Your copy of the material below should match it exactly, except that it holds no pictures.

Data records:
--- --- ---

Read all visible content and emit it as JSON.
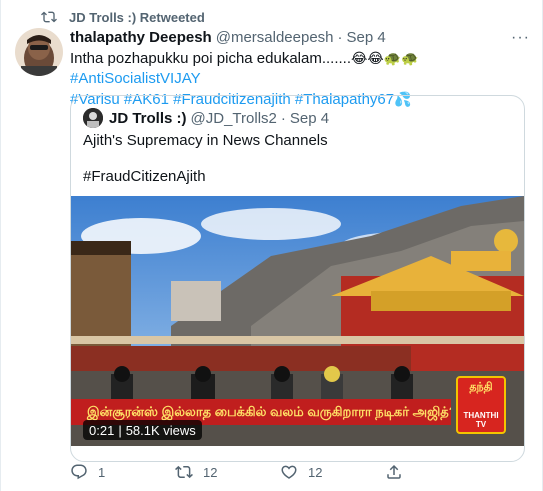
{
  "retweet": {
    "label": "JD Trolls :) Retweeted"
  },
  "tweet": {
    "author_name": "thalapathy Deepesh",
    "author_handle": "@mersaldeepesh",
    "separator": "·",
    "date": "Sep 4",
    "more": "···",
    "text_plain": "Intha pozhapukku poi picha edukalam.......",
    "emojis": "😂😂🐢🐢",
    "hashtags_line1": "#AntiSocialistVIJAY",
    "hashtags_line2": [
      "#Varisu",
      "#AK61",
      "#Fraudcitizenajith",
      "#Thalapathy67"
    ],
    "trailing_emoji": "💦"
  },
  "quoted": {
    "author_name": "JD Trolls :)",
    "author_handle": "@JD_Trolls2",
    "separator": "·",
    "date": "Sep 4",
    "text1": "Ajith's Supremacy in News Channels",
    "text2": "#FraudCitizenAjith",
    "video": {
      "caption": "இன்சூரன்ஸ் இல்லாத பைக்கில் வலம் வருகிறாரா நடிகர் அஜித்?",
      "logo_top": "தந்தி",
      "logo_bottom": "THANTHI TV",
      "duration": "0:21",
      "separator": "|",
      "views": "58.1K views"
    }
  },
  "actions": {
    "reply_count": "1",
    "retweet_count": "12",
    "like_count": "12"
  },
  "colors": {
    "link": "#1d9bf0",
    "muted": "#536471",
    "caption_bg": "#c01e1e"
  }
}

--- --- ---

§ **Full response**
Read all visible content and emit it as JSON.
{
  "retweet": {
    "label": "JD Trolls :) Retweeted"
  },
  "tweet": {
    "author_name": "thalapathy Deepesh",
    "author_handle": "@mersaldeepesh",
    "separator": "·",
    "date": "Sep 4",
    "more": "···",
    "text_plain": "Intha pozhapukku poi picha edukalam.......",
    "emojis": "😂😂🐢🐢",
    "hashtags_line1": "#AntiSocialistVIJAY",
    "hashtags_line2": [
      "#Varisu",
      "#AK61",
      "#Fraudcitizenajith",
      "#Thalapathy67"
    ],
    "trailing_emoji": "💦"
  },
  "quoted": {
    "author_name": "JD Trolls :)",
    "author_handle": "@JD_Trolls2",
    "separator": "·",
    "date": "Sep 4",
    "text1": "Ajith's Supremacy in News Channels",
    "text2": "#FraudCitizenAjith",
    "video": {
      "caption": "இன்சூரன்ஸ் இல்லாத பைக்கில் வலம் வருகிறாரா நடிகர் அஜித்?",
      "logo_top": "தந்தி",
      "logo_bottom": "THANTHI TV",
      "duration": "0:21",
      "separator": "|",
      "views": "58.1K views"
    }
  },
  "actions": {
    "reply_count": "1",
    "retweet_count": "12",
    "like_count": "12"
  },
  "colors": {
    "link": "#1d9bf0",
    "muted": "#536471",
    "caption_bg": "#c01e1e"
  }
}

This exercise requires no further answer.